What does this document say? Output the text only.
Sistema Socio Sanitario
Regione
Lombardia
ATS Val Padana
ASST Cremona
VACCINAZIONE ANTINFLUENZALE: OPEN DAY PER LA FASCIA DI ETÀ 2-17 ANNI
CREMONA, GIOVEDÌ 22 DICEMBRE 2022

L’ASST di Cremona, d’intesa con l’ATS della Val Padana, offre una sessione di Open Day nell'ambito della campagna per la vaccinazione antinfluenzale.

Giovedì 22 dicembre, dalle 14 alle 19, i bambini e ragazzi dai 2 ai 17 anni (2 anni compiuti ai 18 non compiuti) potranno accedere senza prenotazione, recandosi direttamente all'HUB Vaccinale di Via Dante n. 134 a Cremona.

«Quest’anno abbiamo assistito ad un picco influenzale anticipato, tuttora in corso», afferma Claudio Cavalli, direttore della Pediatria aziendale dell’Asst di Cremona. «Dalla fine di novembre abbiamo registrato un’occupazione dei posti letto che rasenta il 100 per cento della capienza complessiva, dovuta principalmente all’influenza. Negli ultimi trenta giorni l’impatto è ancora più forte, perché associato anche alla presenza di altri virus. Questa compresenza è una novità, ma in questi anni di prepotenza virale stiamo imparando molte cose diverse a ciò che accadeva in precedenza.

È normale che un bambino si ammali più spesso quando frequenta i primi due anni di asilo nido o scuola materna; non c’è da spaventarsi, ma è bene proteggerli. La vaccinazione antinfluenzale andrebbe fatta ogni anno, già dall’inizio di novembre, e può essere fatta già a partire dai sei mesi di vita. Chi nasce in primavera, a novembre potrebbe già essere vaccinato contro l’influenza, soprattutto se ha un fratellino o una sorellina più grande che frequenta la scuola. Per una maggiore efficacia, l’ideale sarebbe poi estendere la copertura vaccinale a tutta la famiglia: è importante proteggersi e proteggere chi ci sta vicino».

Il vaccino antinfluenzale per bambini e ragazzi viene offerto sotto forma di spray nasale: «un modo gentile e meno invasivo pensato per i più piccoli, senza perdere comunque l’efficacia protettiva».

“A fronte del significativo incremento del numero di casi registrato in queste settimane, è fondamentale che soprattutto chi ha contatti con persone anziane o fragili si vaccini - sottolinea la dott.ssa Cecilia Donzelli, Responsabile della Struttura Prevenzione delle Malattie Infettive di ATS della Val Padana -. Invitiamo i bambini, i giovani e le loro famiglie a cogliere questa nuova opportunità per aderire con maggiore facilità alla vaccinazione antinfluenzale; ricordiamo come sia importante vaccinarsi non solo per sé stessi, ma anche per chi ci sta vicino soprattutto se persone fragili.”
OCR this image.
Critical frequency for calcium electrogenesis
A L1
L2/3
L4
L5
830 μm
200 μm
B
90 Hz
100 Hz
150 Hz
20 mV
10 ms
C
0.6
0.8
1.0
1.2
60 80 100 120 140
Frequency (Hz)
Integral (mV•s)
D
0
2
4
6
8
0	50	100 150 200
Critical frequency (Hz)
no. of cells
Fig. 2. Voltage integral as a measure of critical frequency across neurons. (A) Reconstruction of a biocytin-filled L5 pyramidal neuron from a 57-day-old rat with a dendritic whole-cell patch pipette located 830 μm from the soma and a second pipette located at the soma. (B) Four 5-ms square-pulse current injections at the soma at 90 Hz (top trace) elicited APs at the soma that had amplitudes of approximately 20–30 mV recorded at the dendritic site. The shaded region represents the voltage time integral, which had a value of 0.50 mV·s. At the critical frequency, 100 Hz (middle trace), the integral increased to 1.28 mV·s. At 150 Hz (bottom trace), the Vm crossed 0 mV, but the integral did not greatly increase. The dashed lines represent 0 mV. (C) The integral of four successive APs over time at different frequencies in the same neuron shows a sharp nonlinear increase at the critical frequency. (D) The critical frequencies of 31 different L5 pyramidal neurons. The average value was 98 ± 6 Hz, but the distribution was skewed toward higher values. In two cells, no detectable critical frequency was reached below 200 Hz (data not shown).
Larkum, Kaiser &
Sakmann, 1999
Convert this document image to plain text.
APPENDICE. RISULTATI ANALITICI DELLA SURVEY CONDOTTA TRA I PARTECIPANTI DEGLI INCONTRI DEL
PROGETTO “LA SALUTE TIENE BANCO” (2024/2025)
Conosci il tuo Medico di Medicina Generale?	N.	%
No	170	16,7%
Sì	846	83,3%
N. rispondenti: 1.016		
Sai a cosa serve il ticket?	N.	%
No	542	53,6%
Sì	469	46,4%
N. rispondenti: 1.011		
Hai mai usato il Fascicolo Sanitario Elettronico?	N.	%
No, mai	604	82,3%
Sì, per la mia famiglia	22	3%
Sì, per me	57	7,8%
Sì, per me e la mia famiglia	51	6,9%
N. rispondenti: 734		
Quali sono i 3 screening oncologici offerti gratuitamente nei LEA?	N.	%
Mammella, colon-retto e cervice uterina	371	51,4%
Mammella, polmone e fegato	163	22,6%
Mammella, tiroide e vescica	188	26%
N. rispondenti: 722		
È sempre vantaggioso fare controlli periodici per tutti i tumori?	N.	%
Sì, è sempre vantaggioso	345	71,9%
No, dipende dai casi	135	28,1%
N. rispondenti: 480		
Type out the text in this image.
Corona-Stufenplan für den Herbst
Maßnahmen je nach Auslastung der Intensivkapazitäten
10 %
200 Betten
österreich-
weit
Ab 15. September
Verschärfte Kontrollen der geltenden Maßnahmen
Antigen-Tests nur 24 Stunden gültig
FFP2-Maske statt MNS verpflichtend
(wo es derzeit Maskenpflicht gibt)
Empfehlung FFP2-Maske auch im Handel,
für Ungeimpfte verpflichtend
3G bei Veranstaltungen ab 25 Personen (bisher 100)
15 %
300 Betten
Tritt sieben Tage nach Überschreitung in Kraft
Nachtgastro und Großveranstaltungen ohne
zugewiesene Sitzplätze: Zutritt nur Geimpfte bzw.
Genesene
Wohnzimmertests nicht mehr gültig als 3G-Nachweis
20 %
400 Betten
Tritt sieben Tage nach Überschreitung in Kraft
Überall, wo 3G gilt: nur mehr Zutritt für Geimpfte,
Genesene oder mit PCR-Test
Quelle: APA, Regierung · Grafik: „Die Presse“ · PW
+++
## Aim of the exercise
Having found the line with "Type out the text in this image.", transcribe it and each line after it to the end of the entries, with no other lines.

## Task result
Type out the text in this image.
Corona-Stufenplan für den Herbst
Maßnahmen je nach Auslastung der Intensivkapazitäten
10 %
200 Betten
österreich-
weit
Ab 15. September
Verschärfte Kontrollen der geltenden Maßnahmen
Antigen-Tests nur 24 Stunden gültig
FFP2-Maske statt MNS verpflichtend
(wo es derzeit Maskenpflicht gibt)
Empfehlung FFP2-Maske auch im Handel,
für Ungeimpfte verpflichtend
3G bei Veranstaltungen ab 25 Personen (bisher 100)
15 %
300 Betten
Tritt sieben Tage nach Überschreitung in Kraft
Nachtgastro und Großveranstaltungen ohne
zugewiesene Sitzplätze: Zutritt nur Geimpfte bzw.
Genesene
Wohnzimmertests nicht mehr gültig als 3G-Nachweis
20 %
400 Betten
Tritt sieben Tage nach Überschreitung in Kraft
Überall, wo 3G gilt: nur mehr Zutritt für Geimpfte,
Genesene oder mit PCR-Test
Quelle: APA, Regierung · Grafik: „Die Presse“ · PW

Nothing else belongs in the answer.